— Begin Given information —

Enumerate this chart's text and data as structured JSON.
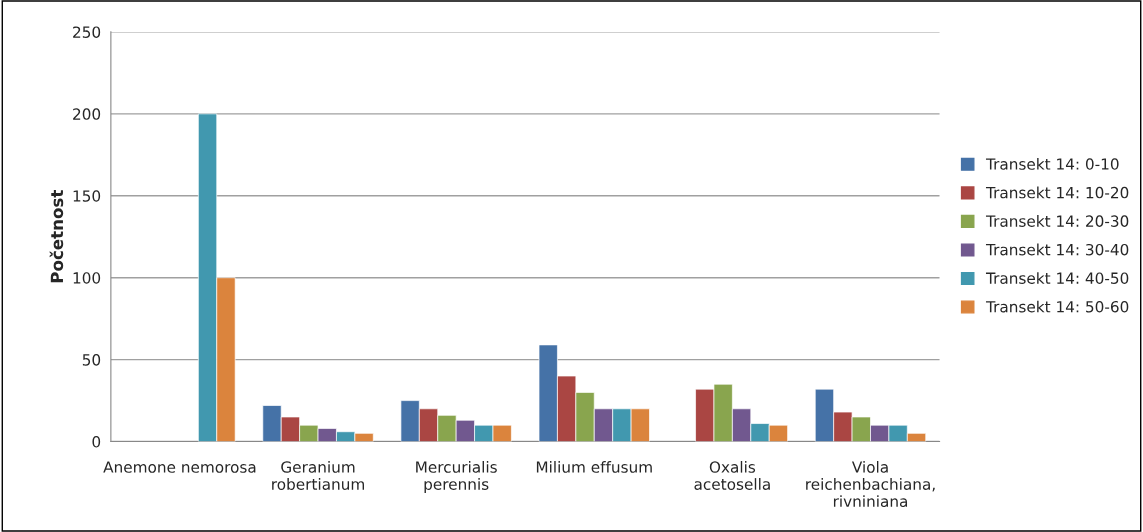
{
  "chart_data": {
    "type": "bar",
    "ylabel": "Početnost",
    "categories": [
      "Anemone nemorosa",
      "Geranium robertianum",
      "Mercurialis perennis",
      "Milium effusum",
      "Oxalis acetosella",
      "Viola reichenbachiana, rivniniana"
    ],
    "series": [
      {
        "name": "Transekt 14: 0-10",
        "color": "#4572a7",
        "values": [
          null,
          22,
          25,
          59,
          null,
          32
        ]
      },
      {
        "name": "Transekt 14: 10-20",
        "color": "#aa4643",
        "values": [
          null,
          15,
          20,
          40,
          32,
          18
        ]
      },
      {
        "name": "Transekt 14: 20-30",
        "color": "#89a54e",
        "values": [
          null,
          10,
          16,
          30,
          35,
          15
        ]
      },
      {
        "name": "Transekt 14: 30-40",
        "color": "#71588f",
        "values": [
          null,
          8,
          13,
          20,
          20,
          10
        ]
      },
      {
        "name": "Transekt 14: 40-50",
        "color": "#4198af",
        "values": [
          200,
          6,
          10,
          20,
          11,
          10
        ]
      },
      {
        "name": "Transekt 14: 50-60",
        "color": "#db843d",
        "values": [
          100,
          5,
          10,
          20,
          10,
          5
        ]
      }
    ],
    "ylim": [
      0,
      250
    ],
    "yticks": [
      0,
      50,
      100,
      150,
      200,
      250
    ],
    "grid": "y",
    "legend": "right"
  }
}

— End Given information —

## Exercise aim
Leave out the pictures and transcribe everything else exactly.

## Task solution
Enumerate this chart's text and data as structured JSON.
{
  "chart_data": {
    "type": "bar",
    "ylabel": "Početnost",
    "categories": [
      "Anemone nemorosa",
      "Geranium robertianum",
      "Mercurialis perennis",
      "Milium effusum",
      "Oxalis acetosella",
      "Viola reichenbachiana, rivniniana"
    ],
    "series": [
      {
        "name": "Transekt 14: 0-10",
        "color": "#4572a7",
        "values": [
          null,
          22,
          25,
          59,
          null,
          32
        ]
      },
      {
        "name": "Transekt 14: 10-20",
        "color": "#aa4643",
        "values": [
          null,
          15,
          20,
          40,
          32,
          18
        ]
      },
      {
        "name": "Transekt 14: 20-30",
        "color": "#89a54e",
        "values": [
          null,
          10,
          16,
          30,
          35,
          15
        ]
      },
      {
        "name": "Transekt 14: 30-40",
        "color": "#71588f",
        "values": [
          null,
          8,
          13,
          20,
          20,
          10
        ]
      },
      {
        "name": "Transekt 14: 40-50",
        "color": "#4198af",
        "values": [
          200,
          6,
          10,
          20,
          11,
          10
        ]
      },
      {
        "name": "Transekt 14: 50-60",
        "color": "#db843d",
        "values": [
          100,
          5,
          10,
          20,
          10,
          5
        ]
      }
    ],
    "ylim": [
      0,
      250
    ],
    "yticks": [
      0,
      50,
      100,
      150,
      200,
      250
    ],
    "grid": "y",
    "legend": "right"
  }
}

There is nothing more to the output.